— start Records for processing —
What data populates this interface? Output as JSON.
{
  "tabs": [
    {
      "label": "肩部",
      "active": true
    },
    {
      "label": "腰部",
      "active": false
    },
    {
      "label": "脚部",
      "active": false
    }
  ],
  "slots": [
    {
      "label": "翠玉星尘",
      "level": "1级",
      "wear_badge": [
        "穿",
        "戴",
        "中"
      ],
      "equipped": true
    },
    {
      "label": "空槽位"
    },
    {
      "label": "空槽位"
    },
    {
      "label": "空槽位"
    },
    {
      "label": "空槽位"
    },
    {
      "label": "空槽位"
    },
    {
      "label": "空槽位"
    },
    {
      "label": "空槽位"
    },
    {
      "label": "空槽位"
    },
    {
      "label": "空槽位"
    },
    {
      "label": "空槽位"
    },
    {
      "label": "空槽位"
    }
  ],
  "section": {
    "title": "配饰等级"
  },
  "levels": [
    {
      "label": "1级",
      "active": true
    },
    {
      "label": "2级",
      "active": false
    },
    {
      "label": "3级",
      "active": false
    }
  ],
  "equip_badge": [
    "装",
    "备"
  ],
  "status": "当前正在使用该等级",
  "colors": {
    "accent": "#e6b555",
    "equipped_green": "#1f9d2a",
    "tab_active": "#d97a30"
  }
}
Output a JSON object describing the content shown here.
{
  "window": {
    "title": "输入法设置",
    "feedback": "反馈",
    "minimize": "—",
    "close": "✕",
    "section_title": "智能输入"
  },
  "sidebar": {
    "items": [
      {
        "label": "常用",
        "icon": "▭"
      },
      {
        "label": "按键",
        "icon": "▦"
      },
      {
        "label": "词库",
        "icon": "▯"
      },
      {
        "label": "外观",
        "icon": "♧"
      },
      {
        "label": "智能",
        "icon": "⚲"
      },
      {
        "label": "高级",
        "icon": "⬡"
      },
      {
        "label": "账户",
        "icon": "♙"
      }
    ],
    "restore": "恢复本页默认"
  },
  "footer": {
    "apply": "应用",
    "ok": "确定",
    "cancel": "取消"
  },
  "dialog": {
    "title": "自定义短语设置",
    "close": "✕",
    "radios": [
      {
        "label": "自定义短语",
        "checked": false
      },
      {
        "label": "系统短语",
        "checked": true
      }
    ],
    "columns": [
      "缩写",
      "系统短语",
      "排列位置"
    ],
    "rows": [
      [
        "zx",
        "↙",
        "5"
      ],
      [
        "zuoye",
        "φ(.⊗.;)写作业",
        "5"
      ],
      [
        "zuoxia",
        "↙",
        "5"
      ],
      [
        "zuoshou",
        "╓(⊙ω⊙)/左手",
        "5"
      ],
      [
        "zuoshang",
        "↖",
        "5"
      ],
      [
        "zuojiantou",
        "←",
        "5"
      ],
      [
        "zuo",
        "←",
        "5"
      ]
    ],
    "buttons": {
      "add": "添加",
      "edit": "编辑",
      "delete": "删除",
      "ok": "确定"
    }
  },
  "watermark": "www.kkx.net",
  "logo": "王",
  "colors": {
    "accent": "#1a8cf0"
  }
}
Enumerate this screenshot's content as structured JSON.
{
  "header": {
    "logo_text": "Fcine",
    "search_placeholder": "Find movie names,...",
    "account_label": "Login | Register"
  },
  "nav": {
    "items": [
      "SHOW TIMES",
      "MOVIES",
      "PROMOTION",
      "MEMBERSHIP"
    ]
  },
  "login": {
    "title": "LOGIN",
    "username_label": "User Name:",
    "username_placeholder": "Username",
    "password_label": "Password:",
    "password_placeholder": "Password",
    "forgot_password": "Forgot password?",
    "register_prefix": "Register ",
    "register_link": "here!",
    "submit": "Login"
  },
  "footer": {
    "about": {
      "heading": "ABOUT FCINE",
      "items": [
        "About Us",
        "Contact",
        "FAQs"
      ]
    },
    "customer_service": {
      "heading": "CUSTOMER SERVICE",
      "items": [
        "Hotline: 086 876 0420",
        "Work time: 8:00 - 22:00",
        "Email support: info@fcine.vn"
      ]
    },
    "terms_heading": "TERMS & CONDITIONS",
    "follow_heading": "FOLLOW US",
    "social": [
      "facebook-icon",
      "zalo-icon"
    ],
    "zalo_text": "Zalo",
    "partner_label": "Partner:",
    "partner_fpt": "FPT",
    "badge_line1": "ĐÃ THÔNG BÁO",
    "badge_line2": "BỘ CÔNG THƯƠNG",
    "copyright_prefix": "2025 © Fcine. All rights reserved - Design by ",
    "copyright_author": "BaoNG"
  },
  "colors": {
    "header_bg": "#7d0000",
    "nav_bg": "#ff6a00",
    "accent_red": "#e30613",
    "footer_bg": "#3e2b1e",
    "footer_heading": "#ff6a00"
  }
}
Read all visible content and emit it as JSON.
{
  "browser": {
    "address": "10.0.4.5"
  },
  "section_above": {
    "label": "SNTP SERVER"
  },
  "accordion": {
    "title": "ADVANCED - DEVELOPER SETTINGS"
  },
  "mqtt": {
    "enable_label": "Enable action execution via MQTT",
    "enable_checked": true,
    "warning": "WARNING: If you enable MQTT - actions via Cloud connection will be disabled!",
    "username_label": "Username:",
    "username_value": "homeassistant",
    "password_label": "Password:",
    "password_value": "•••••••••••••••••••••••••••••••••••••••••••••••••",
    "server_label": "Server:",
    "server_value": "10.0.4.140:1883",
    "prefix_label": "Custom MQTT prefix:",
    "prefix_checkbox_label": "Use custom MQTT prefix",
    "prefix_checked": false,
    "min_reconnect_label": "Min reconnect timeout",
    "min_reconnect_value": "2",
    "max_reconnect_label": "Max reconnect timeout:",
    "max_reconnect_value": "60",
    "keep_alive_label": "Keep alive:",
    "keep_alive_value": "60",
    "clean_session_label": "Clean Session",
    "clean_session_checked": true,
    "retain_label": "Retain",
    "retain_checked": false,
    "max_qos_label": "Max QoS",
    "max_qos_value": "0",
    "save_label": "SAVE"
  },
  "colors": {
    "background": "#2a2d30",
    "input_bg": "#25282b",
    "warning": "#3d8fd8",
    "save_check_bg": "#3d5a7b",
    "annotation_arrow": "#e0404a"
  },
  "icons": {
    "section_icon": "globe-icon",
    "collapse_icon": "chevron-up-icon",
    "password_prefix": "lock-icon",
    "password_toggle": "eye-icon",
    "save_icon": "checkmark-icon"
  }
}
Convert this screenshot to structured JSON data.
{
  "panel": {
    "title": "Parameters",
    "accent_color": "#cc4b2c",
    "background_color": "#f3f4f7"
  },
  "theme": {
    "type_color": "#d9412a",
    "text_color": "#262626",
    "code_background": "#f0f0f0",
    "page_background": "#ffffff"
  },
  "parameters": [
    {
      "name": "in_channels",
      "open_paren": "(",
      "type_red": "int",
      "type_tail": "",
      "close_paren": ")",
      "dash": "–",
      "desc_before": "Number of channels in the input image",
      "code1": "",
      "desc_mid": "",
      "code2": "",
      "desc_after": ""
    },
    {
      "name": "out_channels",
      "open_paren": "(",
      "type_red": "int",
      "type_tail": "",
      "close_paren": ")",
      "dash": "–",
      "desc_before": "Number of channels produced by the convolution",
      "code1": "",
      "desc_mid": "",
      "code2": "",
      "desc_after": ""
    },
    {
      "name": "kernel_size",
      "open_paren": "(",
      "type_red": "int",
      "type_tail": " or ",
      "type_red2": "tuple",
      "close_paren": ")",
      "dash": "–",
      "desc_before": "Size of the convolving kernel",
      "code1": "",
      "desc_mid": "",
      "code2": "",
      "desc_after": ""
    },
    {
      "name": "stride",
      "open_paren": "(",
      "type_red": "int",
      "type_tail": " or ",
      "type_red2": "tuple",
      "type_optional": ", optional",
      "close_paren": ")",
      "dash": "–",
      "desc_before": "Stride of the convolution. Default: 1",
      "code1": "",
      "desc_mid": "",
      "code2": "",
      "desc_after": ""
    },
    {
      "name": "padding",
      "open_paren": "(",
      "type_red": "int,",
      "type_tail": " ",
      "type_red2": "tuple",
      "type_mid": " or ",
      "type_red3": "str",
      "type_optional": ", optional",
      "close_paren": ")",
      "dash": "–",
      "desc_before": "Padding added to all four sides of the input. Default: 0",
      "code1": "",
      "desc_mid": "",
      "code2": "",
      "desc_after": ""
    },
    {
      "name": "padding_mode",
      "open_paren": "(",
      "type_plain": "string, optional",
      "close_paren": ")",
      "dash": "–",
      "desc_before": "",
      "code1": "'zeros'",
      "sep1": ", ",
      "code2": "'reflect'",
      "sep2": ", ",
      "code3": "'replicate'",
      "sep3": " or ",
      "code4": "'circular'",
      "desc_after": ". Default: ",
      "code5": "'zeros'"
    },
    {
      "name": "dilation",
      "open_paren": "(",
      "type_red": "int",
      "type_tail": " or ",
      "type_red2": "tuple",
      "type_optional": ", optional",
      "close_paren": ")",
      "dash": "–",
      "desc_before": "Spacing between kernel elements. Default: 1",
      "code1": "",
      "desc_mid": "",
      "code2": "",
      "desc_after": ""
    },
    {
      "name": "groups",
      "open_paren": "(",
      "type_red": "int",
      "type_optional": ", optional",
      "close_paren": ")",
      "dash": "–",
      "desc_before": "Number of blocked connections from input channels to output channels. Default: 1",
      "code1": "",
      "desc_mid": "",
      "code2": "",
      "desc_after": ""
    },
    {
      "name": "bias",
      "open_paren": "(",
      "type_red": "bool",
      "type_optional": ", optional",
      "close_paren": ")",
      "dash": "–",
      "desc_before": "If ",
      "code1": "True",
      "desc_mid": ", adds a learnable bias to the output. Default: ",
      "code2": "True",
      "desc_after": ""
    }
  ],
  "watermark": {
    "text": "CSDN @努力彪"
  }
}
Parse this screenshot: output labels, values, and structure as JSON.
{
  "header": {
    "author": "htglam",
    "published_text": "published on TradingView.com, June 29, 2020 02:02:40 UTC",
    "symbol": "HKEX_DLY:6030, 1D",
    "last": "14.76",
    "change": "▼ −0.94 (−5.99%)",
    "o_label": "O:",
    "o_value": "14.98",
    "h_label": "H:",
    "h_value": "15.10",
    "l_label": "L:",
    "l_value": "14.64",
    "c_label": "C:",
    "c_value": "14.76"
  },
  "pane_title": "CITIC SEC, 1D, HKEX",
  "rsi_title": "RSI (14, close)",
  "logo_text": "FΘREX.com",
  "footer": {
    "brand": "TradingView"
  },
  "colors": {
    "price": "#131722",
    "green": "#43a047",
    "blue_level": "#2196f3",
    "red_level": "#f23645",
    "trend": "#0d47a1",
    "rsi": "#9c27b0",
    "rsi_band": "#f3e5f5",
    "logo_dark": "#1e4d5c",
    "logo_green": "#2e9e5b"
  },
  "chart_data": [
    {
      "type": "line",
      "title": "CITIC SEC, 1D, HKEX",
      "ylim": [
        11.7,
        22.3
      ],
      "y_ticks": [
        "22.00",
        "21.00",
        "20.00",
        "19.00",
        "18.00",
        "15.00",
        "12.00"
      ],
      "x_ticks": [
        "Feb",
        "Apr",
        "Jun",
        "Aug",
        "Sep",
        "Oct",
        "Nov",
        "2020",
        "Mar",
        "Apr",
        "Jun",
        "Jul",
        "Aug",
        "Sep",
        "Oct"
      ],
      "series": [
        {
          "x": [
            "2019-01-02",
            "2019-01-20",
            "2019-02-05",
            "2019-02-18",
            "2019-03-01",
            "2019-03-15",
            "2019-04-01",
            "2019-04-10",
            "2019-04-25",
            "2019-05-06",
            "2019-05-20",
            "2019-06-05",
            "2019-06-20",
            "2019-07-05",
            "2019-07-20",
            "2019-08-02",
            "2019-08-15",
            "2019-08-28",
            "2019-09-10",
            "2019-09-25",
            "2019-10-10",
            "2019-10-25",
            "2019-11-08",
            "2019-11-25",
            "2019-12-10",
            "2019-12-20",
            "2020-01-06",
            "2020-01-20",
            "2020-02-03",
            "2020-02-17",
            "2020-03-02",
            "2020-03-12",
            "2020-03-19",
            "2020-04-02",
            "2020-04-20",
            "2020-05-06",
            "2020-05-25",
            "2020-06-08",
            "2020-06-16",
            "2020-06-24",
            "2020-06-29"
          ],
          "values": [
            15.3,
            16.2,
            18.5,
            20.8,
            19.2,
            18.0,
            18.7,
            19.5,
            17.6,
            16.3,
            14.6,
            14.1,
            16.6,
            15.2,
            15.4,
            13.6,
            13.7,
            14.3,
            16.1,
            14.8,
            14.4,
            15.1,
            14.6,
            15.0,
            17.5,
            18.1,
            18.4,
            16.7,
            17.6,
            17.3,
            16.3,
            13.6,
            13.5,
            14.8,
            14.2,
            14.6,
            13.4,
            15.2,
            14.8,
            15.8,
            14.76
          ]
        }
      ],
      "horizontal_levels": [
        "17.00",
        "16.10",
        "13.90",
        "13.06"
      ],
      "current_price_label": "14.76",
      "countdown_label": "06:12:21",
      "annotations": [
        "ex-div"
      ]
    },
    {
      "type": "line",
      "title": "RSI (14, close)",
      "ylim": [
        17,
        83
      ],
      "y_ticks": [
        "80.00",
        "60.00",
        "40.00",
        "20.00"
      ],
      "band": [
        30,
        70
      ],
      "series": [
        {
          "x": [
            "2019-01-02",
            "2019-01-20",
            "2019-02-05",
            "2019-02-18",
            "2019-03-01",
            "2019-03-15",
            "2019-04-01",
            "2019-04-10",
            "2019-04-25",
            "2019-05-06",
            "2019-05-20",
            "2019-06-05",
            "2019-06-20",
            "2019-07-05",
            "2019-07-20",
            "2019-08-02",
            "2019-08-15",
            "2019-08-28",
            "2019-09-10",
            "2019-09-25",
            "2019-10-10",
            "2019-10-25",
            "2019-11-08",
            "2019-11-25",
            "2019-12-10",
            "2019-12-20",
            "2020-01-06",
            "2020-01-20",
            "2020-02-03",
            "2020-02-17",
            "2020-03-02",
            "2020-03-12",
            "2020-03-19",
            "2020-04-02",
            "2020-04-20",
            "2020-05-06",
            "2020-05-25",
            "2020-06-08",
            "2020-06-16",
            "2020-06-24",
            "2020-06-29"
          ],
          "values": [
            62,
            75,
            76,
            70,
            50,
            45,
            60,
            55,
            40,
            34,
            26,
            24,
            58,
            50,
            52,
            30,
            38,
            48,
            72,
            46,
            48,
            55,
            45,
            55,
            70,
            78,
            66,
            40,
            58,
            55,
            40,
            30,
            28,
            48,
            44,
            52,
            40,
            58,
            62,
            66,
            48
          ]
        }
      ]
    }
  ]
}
— end Records for processing —
| What you have to do |
Take every line from the data above that holds "CITIC" and copy it out.

| Answer |
  "pane_title": "CITIC SEC, 1D, HKEX",
      "title": "CITIC SEC, 1D, HKEX",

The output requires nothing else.